**WRITTEN INSTRUCTION:** Check each line of the listing below for the string "name", and copy the ones that have it.

**** MATERIAL SHOWN

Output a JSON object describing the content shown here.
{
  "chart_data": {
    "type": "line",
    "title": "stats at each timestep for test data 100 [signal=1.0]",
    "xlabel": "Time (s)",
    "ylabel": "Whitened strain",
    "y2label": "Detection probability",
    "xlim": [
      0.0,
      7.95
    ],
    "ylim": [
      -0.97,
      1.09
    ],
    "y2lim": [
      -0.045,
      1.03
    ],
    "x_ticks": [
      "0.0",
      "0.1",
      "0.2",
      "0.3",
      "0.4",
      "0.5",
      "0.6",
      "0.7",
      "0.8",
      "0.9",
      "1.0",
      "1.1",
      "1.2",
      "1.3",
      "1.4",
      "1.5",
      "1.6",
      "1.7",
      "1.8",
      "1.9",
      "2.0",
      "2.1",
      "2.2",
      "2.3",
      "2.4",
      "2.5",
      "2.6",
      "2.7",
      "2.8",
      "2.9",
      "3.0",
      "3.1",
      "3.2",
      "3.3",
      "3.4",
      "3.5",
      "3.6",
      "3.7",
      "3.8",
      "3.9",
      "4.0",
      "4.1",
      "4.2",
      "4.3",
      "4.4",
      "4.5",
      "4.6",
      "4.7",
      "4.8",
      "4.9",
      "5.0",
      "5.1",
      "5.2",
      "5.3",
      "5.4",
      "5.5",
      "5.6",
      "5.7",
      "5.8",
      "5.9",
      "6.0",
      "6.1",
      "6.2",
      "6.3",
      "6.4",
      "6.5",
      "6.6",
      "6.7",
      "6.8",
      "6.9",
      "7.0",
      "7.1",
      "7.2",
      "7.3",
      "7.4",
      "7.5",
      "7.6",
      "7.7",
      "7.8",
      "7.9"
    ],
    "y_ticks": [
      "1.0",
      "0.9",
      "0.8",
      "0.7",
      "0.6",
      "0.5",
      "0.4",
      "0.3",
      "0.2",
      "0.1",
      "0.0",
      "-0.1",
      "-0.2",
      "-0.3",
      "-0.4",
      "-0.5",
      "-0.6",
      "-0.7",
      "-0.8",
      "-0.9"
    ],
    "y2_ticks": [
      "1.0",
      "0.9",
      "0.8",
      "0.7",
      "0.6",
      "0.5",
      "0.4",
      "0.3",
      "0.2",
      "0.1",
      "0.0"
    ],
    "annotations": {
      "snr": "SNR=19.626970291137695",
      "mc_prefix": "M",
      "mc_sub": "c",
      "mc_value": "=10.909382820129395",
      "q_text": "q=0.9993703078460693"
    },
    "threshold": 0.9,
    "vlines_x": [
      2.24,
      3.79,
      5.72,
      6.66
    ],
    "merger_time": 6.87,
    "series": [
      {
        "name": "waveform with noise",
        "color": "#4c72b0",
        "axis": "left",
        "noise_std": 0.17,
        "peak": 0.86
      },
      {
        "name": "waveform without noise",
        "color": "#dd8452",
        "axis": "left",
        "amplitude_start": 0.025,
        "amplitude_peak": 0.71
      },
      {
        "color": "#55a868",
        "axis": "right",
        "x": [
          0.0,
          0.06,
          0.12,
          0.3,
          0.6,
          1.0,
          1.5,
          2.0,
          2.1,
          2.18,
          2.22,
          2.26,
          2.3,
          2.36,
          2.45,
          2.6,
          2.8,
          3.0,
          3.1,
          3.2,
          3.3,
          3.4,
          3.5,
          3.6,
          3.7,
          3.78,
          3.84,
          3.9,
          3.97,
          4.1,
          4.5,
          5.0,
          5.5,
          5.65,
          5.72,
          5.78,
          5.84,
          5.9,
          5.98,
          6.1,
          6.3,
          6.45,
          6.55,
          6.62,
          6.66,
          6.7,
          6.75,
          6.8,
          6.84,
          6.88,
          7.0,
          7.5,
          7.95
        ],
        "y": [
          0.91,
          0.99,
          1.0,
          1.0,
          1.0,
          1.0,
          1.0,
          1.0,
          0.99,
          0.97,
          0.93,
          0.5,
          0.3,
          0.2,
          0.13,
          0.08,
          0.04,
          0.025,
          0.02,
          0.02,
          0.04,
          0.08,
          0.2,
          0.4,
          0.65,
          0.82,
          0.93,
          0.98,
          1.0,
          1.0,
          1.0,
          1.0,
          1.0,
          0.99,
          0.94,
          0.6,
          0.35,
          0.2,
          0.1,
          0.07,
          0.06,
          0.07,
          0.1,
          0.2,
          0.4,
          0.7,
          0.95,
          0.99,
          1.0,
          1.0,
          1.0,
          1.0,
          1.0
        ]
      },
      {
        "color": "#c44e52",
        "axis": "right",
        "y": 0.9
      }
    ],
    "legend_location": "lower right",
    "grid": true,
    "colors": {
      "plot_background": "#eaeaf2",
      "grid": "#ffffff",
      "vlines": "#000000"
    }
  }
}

********

**COMPLETE RESPONSE:**
        "name": "waveform with noise",
        "name": "waveform without noise",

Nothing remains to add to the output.